Exercise description
Gather from the listing below each line that includes the word "JSON", and copy it.

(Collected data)

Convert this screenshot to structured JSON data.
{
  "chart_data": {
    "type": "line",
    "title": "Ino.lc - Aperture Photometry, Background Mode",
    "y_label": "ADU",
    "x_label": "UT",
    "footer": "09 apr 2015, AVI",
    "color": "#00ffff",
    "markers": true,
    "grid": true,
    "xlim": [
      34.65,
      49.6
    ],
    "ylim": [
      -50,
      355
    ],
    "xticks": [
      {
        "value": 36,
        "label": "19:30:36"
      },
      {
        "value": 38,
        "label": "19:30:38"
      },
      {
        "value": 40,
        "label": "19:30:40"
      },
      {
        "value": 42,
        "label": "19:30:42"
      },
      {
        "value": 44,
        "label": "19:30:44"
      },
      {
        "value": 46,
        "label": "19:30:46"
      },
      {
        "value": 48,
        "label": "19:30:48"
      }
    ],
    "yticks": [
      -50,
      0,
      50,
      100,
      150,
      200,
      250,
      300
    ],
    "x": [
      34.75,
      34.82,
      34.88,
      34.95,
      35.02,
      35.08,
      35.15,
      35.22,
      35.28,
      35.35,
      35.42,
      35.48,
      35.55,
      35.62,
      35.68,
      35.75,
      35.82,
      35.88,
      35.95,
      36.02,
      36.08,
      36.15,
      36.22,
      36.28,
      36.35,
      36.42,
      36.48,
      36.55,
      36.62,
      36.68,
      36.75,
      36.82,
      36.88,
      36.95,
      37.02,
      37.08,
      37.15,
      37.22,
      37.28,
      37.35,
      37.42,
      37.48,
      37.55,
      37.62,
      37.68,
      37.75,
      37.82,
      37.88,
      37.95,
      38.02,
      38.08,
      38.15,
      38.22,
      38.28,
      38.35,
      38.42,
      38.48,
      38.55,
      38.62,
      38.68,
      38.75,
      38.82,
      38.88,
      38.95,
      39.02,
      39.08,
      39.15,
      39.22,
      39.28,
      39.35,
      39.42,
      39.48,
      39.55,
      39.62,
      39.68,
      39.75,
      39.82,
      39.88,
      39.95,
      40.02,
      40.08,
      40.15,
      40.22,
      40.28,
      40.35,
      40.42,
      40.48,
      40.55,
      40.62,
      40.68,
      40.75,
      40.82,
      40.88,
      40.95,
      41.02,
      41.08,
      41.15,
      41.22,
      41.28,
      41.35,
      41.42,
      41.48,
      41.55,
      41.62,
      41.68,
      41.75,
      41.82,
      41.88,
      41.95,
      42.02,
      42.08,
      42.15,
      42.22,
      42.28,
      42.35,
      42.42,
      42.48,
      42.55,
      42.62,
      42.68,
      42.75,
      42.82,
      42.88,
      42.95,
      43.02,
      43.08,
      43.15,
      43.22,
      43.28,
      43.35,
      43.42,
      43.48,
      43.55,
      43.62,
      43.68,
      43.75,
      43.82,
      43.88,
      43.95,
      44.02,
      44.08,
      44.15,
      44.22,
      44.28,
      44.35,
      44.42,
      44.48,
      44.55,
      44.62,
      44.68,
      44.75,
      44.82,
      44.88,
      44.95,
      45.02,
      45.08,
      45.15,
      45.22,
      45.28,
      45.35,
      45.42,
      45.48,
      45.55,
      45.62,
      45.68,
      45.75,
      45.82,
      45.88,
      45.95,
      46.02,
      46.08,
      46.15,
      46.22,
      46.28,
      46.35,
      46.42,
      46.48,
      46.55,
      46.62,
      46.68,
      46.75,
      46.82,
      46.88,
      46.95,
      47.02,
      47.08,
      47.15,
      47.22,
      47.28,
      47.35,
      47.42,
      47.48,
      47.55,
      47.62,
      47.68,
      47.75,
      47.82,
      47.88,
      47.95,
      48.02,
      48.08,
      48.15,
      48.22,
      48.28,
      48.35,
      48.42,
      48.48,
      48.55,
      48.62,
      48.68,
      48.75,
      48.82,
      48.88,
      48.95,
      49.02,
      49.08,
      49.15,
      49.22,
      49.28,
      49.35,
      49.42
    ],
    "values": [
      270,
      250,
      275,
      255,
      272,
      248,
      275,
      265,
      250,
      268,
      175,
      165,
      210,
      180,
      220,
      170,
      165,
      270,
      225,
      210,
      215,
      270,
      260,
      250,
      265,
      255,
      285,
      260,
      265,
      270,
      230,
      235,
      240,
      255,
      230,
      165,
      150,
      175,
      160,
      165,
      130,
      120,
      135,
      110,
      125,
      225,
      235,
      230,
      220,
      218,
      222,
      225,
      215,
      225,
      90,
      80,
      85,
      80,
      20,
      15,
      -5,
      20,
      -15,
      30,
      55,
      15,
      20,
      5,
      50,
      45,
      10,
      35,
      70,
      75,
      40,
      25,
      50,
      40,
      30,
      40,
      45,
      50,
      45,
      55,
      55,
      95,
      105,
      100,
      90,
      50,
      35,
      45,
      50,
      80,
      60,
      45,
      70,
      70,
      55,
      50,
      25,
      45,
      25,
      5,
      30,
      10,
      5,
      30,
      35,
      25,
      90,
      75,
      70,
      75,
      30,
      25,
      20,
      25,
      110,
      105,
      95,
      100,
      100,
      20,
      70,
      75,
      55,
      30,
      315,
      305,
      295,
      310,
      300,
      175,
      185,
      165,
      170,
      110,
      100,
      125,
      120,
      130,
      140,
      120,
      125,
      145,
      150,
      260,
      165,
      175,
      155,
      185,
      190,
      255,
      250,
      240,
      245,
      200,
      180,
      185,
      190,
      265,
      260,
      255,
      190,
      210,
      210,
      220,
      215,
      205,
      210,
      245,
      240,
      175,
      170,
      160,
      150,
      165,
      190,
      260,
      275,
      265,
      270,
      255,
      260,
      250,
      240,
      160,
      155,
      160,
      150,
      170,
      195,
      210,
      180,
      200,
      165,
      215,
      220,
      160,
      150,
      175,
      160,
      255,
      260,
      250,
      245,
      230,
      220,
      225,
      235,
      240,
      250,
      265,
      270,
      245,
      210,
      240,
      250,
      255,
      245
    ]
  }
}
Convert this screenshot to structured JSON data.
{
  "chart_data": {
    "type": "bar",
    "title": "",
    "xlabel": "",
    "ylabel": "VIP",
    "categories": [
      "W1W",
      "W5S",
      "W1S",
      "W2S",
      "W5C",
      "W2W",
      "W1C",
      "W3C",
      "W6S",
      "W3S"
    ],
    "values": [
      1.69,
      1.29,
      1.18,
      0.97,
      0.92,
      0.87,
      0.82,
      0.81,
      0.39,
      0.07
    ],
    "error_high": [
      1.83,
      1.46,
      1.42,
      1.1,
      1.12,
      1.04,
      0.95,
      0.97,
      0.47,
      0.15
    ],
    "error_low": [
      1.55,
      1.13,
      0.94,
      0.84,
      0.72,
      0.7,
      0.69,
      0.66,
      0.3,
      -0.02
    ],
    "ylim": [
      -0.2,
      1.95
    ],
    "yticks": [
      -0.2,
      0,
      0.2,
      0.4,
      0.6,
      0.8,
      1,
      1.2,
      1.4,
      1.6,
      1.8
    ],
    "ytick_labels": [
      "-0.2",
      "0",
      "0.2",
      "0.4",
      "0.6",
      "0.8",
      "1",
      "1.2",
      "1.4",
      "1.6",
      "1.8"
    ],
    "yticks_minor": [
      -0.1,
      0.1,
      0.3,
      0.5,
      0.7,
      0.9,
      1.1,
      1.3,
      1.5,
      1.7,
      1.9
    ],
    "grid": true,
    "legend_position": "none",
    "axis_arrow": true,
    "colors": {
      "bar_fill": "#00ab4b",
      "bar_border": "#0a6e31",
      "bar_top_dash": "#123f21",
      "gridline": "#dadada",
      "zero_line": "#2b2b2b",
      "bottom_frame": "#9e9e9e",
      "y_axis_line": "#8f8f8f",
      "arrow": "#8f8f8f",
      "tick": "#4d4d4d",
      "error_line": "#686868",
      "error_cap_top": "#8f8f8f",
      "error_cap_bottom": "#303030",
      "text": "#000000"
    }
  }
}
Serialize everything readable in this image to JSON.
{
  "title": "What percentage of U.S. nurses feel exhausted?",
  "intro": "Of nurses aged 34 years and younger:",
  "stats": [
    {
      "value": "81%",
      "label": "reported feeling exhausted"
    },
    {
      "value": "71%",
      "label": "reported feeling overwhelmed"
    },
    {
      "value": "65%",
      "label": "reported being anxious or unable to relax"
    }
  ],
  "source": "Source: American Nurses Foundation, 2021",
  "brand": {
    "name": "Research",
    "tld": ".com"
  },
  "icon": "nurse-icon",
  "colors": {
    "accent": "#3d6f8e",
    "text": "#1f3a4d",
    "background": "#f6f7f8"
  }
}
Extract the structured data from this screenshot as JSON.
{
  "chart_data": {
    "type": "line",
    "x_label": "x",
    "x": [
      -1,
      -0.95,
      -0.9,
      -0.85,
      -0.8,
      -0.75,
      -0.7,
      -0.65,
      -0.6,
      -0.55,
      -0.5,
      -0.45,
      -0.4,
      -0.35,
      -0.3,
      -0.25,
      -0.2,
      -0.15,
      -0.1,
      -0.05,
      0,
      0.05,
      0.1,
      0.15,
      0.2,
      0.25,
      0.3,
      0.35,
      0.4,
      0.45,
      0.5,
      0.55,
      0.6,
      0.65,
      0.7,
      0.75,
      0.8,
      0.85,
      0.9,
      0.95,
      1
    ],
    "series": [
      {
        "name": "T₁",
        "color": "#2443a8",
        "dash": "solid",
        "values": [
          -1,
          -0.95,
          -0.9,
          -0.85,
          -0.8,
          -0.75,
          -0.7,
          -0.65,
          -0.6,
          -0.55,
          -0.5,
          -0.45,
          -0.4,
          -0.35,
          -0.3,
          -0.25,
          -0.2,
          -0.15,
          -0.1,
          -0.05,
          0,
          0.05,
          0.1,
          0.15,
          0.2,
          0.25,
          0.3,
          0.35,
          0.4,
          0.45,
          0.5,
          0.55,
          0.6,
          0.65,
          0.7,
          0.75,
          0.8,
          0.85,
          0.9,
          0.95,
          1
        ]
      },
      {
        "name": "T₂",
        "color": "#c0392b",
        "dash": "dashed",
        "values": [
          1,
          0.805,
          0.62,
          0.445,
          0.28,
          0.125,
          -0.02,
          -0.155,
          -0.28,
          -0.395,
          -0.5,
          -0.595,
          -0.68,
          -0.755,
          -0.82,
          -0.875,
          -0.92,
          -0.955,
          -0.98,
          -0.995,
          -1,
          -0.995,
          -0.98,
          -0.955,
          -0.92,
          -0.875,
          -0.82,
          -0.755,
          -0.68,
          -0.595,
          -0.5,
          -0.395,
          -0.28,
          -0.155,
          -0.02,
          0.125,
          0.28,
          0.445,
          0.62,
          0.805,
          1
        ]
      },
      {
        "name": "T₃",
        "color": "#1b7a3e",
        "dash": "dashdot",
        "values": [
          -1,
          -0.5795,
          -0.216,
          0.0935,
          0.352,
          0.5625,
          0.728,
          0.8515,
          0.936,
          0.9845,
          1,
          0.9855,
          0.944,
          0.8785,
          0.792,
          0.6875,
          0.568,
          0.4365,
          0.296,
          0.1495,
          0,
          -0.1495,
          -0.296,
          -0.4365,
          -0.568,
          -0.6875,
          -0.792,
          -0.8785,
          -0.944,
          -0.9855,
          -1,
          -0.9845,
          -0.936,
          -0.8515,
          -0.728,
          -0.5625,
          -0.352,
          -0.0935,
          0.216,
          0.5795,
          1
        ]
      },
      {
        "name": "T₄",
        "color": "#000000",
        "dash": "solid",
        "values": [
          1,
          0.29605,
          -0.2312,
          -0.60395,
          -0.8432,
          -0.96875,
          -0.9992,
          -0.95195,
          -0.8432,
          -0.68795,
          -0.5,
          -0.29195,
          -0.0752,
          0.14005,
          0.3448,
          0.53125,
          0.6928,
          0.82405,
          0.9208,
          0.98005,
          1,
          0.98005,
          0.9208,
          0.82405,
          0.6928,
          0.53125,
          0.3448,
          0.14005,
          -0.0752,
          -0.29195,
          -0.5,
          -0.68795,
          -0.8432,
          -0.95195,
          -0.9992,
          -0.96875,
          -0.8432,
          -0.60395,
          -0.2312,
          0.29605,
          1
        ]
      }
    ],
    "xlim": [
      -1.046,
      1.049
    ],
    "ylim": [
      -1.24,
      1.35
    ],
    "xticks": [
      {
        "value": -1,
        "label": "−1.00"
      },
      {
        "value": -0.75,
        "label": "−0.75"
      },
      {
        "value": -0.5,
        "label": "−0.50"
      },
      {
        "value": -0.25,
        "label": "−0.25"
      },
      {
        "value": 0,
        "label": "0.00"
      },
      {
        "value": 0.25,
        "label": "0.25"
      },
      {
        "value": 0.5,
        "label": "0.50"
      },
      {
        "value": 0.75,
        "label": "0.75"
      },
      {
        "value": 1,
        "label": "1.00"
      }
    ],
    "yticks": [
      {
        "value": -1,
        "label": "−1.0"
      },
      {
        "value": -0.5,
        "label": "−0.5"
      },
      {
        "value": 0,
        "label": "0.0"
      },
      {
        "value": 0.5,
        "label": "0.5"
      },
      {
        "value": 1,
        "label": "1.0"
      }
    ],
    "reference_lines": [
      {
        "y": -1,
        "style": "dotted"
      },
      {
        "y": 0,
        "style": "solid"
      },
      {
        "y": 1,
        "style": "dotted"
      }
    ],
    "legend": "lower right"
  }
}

Solution to this task
Convert this screenshot to structured JSON data.
Convert this screenshot to structured JSON data.
Serialize everything readable in this image to JSON.
Extract the structured data from this screenshot as JSON.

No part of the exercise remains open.